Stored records
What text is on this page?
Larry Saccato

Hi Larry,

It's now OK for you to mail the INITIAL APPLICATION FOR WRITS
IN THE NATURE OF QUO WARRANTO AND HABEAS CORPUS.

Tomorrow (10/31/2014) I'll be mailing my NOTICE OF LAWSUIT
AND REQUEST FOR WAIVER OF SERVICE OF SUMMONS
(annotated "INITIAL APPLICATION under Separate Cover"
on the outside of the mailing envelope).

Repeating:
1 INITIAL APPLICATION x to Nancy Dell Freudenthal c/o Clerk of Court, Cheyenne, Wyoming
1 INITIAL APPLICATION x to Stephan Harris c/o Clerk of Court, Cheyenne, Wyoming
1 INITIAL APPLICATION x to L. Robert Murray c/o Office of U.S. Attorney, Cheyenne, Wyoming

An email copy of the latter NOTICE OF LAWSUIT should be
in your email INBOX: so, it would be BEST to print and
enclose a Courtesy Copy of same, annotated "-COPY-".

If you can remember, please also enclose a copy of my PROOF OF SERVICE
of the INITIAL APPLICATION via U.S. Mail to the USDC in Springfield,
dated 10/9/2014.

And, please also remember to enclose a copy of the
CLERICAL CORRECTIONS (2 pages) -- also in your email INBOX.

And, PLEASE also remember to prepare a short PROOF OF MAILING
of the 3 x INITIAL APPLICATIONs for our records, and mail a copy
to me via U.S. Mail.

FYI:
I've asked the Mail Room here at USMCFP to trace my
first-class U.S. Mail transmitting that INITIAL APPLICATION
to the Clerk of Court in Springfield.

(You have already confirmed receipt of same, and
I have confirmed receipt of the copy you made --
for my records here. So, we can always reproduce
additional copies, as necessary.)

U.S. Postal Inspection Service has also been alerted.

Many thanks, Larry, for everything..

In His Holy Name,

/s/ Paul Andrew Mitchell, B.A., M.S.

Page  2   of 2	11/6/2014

---

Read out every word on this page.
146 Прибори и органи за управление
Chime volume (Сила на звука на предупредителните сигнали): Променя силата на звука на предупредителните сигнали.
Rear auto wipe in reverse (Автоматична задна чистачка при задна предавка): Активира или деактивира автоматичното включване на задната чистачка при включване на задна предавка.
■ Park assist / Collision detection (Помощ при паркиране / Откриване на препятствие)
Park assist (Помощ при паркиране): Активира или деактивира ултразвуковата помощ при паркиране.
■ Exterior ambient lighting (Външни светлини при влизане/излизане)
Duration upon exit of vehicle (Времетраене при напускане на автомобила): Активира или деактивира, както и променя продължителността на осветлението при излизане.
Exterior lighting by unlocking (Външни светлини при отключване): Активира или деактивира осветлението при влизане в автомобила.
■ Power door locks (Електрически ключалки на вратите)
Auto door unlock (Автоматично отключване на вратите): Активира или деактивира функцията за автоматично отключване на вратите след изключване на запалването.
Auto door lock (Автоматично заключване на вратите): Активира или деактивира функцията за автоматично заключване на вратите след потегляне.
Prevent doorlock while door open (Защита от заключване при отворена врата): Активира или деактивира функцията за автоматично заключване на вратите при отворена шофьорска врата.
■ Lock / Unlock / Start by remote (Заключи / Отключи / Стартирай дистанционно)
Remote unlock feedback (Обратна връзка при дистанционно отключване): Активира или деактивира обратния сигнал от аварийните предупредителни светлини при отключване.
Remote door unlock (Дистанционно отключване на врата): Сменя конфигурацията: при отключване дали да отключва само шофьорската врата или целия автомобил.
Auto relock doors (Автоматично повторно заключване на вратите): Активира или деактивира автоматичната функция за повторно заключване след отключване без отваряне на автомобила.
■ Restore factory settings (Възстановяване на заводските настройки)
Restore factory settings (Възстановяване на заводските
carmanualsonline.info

==

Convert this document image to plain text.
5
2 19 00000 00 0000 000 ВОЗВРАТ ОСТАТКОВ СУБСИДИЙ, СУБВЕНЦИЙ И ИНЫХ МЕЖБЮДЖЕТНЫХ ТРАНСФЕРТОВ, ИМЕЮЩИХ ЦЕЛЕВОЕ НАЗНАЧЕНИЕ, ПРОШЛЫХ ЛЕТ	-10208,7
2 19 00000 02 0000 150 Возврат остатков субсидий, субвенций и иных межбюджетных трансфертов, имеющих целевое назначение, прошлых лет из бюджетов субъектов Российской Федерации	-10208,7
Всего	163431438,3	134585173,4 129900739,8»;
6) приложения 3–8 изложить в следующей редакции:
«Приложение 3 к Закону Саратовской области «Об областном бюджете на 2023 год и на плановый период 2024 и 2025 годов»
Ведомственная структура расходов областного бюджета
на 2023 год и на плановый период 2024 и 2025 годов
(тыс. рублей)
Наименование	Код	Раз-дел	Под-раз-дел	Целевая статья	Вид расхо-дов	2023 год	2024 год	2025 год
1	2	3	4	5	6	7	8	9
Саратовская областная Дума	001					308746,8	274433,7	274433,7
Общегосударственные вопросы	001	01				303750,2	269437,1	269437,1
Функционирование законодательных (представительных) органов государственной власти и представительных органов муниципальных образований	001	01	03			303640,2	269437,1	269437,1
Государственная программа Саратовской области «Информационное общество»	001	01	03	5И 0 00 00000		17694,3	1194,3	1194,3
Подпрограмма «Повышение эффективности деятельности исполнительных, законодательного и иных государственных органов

Task prompt:
Copy every line of the material in which the word "factory" occurs.

Answer to this problem:
■ Restore factory settings (Възстановяване на заводските настройки)
Restore factory settings (Възстановяване на заводските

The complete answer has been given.